Figure record extracts:
========================

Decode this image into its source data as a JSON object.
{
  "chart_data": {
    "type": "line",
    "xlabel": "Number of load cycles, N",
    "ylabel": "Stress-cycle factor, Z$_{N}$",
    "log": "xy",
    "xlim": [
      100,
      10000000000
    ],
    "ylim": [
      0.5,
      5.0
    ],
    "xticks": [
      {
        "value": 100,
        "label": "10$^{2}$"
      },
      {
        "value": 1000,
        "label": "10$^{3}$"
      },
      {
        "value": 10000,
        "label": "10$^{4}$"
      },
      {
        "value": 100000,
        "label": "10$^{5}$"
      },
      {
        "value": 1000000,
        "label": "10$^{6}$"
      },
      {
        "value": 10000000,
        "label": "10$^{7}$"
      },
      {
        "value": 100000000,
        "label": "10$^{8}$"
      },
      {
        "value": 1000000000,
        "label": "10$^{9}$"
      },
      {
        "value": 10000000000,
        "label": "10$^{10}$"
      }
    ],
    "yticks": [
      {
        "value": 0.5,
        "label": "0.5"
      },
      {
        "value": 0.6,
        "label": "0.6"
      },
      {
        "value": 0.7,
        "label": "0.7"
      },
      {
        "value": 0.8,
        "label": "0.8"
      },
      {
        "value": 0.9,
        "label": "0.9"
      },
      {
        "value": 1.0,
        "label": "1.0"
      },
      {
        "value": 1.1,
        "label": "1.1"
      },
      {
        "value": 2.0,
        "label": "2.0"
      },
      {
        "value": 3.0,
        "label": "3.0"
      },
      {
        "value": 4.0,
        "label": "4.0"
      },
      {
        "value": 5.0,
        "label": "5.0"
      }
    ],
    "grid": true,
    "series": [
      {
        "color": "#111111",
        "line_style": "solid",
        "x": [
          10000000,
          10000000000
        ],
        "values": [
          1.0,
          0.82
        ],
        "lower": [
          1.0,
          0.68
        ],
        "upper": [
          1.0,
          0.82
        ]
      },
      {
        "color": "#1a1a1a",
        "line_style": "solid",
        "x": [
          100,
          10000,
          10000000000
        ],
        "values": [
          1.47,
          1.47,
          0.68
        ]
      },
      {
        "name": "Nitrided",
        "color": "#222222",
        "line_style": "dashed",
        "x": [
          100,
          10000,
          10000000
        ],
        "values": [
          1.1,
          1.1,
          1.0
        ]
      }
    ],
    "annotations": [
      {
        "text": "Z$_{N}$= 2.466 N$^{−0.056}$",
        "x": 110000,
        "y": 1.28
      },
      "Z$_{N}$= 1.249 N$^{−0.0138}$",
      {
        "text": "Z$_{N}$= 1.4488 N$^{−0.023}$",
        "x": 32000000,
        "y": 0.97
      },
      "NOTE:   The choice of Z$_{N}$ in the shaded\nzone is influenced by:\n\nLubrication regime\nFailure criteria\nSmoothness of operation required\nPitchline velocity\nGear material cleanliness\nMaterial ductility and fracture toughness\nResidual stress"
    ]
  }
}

========================

**WRITTEN PROBLEM:**
Give the number of lines that hold the word "color" in these records, with nothing added.

**ANSWER IN FULL:**
3